— start —
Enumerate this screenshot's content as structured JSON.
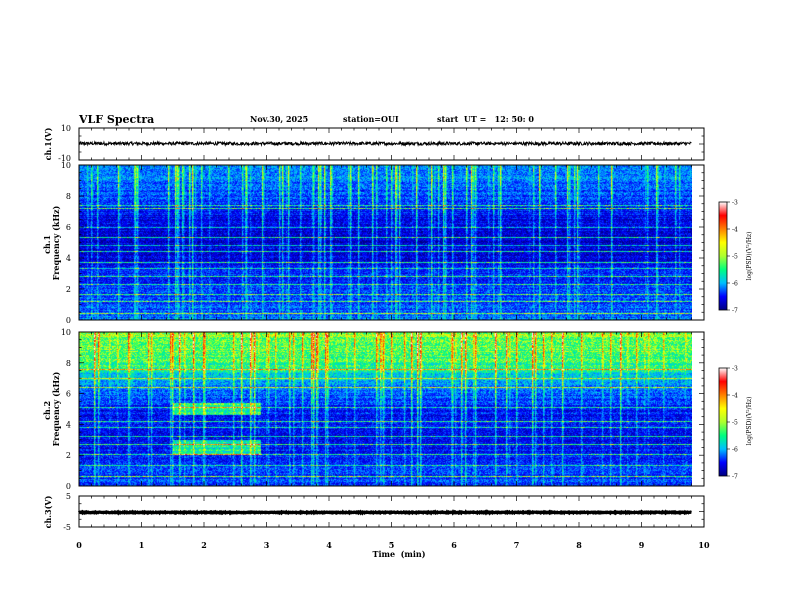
{
  "header": {
    "title": "VLF Spectra",
    "date": "Nov.30, 2025",
    "station": "station=OUI",
    "start_time": "start  UT =   12: 50: 0"
  },
  "chart_data": [
    {
      "id": "ch1_waveform",
      "type": "line",
      "ylabel": "ch.1(V)",
      "ylim": [
        -10,
        10
      ],
      "yticks": [
        "10",
        "-10"
      ],
      "xlim": [
        0,
        10
      ],
      "signal": {
        "mean": 0.3,
        "amplitude": 1.0,
        "x_end": 9.8
      },
      "trace_color": "#000000"
    },
    {
      "id": "ch1_spectrogram",
      "type": "heatmap",
      "ylabel": "ch.1\nFrequency  (kHz)",
      "ylabel_lines": [
        "ch.1",
        "Frequency  (kHz)"
      ],
      "ylim": [
        0,
        10
      ],
      "yticks": [
        "0",
        "2",
        "4",
        "6",
        "8",
        "10"
      ],
      "xlim": [
        0,
        10
      ],
      "data_x_end": 9.8,
      "profile_frequency_khz": [
        0,
        1,
        2,
        3,
        4,
        5,
        6,
        7,
        8,
        9,
        10
      ],
      "profile_log_psd": [
        -5.8,
        -6.0,
        -6.1,
        -6.2,
        -6.45,
        -6.5,
        -6.45,
        -6.25,
        -6.0,
        -5.8,
        -5.6
      ],
      "transients": {
        "count": 95,
        "level": -4.8
      },
      "tones_khz": [
        0.4,
        1.2,
        1.6,
        2.3,
        2.8,
        3.3,
        3.7,
        4.4,
        4.8,
        5.3,
        6.0,
        7.2,
        7.4
      ],
      "colorbar": {
        "label": "log(PSD)(V²/Hz)",
        "range": [
          -7,
          -3
        ],
        "ticks": [
          "-7",
          "-6",
          "-5",
          "-4",
          "-3"
        ],
        "colors": [
          "#000080",
          "#0000ff",
          "#00bfff",
          "#00ff7f",
          "#adff2f",
          "#ffff00",
          "#ff8000",
          "#ff0000",
          "#ffffff"
        ]
      }
    },
    {
      "id": "ch2_spectrogram",
      "type": "heatmap",
      "ylabel": "ch.2\nFrequency  (kHz)",
      "ylabel_lines": [
        "ch.2",
        "Frequency  (kHz)"
      ],
      "ylim": [
        0,
        10
      ],
      "yticks": [
        "0",
        "2",
        "4",
        "6",
        "8",
        "10"
      ],
      "xlim": [
        0,
        10
      ],
      "data_x_end": 9.8,
      "profile_frequency_khz": [
        0,
        1,
        2,
        3,
        4,
        5,
        6,
        7,
        8,
        9,
        10
      ],
      "profile_log_psd": [
        -6.0,
        -6.1,
        -6.2,
        -6.35,
        -6.3,
        -6.2,
        -5.9,
        -5.4,
        -4.9,
        -4.7,
        -4.6
      ],
      "feature_note": "enhanced emission near 2.5 kHz and 5 kHz during minutes 1.5-2.9",
      "transients": {
        "count": 75,
        "level": -4.8
      },
      "tones_khz": [
        0.6,
        1.3,
        2.0,
        2.7,
        3.2,
        3.8,
        4.2,
        5.1,
        6.4,
        7.0,
        7.6
      ],
      "colorbar": {
        "label": "log(PSD)(V²/Hz)",
        "range": [
          -7,
          -3
        ],
        "ticks": [
          "-7",
          "-6",
          "-5",
          "-4",
          "-3"
        ],
        "colors": [
          "#000080",
          "#0000ff",
          "#00bfff",
          "#00ff7f",
          "#adff2f",
          "#ffff00",
          "#ff8000",
          "#ff0000",
          "#ffffff"
        ]
      }
    },
    {
      "id": "ch3_waveform",
      "type": "line",
      "ylabel": "ch.3(V)",
      "ylim": [
        -5,
        5
      ],
      "yticks": [
        "5",
        "-5"
      ],
      "xlim": [
        0,
        10
      ],
      "signal": {
        "mean": -0.3,
        "amplitude": 0.12,
        "x_end": 9.8
      },
      "trace_color": "#000000"
    }
  ],
  "xaxis": {
    "label": "Time  (min)",
    "ticks": [
      "0",
      "1",
      "2",
      "3",
      "4",
      "5",
      "6",
      "7",
      "8",
      "9",
      "10"
    ],
    "range": [
      0,
      10
    ]
  }
}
— end —
- Goal of the exercise
Restate the data above word for word. Skip every picture.

- Solution for this task
Enumerate this screenshot's content as structured JSON.
{
  "header": {
    "title": "VLF Spectra",
    "date": "Nov.30, 2025",
    "station": "station=OUI",
    "start_time": "start  UT =   12: 50: 0"
  },
  "chart_data": [
    {
      "id": "ch1_waveform",
      "type": "line",
      "ylabel": "ch.1(V)",
      "ylim": [
        -10,
        10
      ],
      "yticks": [
        "10",
        "-10"
      ],
      "xlim": [
        0,
        10
      ],
      "signal": {
        "mean": 0.3,
        "amplitude": 1.0,
        "x_end": 9.8
      },
      "trace_color": "#000000"
    },
    {
      "id": "ch1_spectrogram",
      "type": "heatmap",
      "ylabel": "ch.1\nFrequency  (kHz)",
      "ylabel_lines": [
        "ch.1",
        "Frequency  (kHz)"
      ],
      "ylim": [
        0,
        10
      ],
      "yticks": [
        "0",
        "2",
        "4",
        "6",
        "8",
        "10"
      ],
      "xlim": [
        0,
        10
      ],
      "data_x_end": 9.8,
      "profile_frequency_khz": [
        0,
        1,
        2,
        3,
        4,
        5,
        6,
        7,
        8,
        9,
        10
      ],
      "profile_log_psd": [
        -5.8,
        -6.0,
        -6.1,
        -6.2,
        -6.45,
        -6.5,
        -6.45,
        -6.25,
        -6.0,
        -5.8,
        -5.6
      ],
      "transients": {
        "count": 95,
        "level": -4.8
      },
      "tones_khz": [
        0.4,
        1.2,
        1.6,
        2.3,
        2.8,
        3.3,
        3.7,
        4.4,
        4.8,
        5.3,
        6.0,
        7.2,
        7.4
      ],
      "colorbar": {
        "label": "log(PSD)(V²/Hz)",
        "range": [
          -7,
          -3
        ],
        "ticks": [
          "-7",
          "-6",
          "-5",
          "-4",
          "-3"
        ],
        "colors": [
          "#000080",
          "#0000ff",
          "#00bfff",
          "#00ff7f",
          "#adff2f",
          "#ffff00",
          "#ff8000",
          "#ff0000",
          "#ffffff"
        ]
      }
    },
    {
      "id": "ch2_spectrogram",
      "type": "heatmap",
      "ylabel": "ch.2\nFrequency  (kHz)",
      "ylabel_lines": [
        "ch.2",
        "Frequency  (kHz)"
      ],
      "ylim": [
        0,
        10
      ],
      "yticks": [
        "0",
        "2",
        "4",
        "6",
        "8",
        "10"
      ],
      "xlim": [
        0,
        10
      ],
      "data_x_end": 9.8,
      "profile_frequency_khz": [
        0,
        1,
        2,
        3,
        4,
        5,
        6,
        7,
        8,
        9,
        10
      ],
      "profile_log_psd": [
        -6.0,
        -6.1,
        -6.2,
        -6.35,
        -6.3,
        -6.2,
        -5.9,
        -5.4,
        -4.9,
        -4.7,
        -4.6
      ],
      "feature_note": "enhanced emission near 2.5 kHz and 5 kHz during minutes 1.5-2.9",
      "transients": {
        "count": 75,
        "level": -4.8
      },
      "tones_khz": [
        0.6,
        1.3,
        2.0,
        2.7,
        3.2,
        3.8,
        4.2,
        5.1,
        6.4,
        7.0,
        7.6
      ],
      "colorbar": {
        "label": "log(PSD)(V²/Hz)",
        "range": [
          -7,
          -3
        ],
        "ticks": [
          "-7",
          "-6",
          "-5",
          "-4",
          "-3"
        ],
        "colors": [
          "#000080",
          "#0000ff",
          "#00bfff",
          "#00ff7f",
          "#adff2f",
          "#ffff00",
          "#ff8000",
          "#ff0000",
          "#ffffff"
        ]
      }
    },
    {
      "id": "ch3_waveform",
      "type": "line",
      "ylabel": "ch.3(V)",
      "ylim": [
        -5,
        5
      ],
      "yticks": [
        "5",
        "-5"
      ],
      "xlim": [
        0,
        10
      ],
      "signal": {
        "mean": -0.3,
        "amplitude": 0.12,
        "x_end": 9.8
      },
      "trace_color": "#000000"
    }
  ],
  "xaxis": {
    "label": "Time  (min)",
    "ticks": [
      "0",
      "1",
      "2",
      "3",
      "4",
      "5",
      "6",
      "7",
      "8",
      "9",
      "10"
    ],
    "range": [
      0,
      10
    ]
  }
}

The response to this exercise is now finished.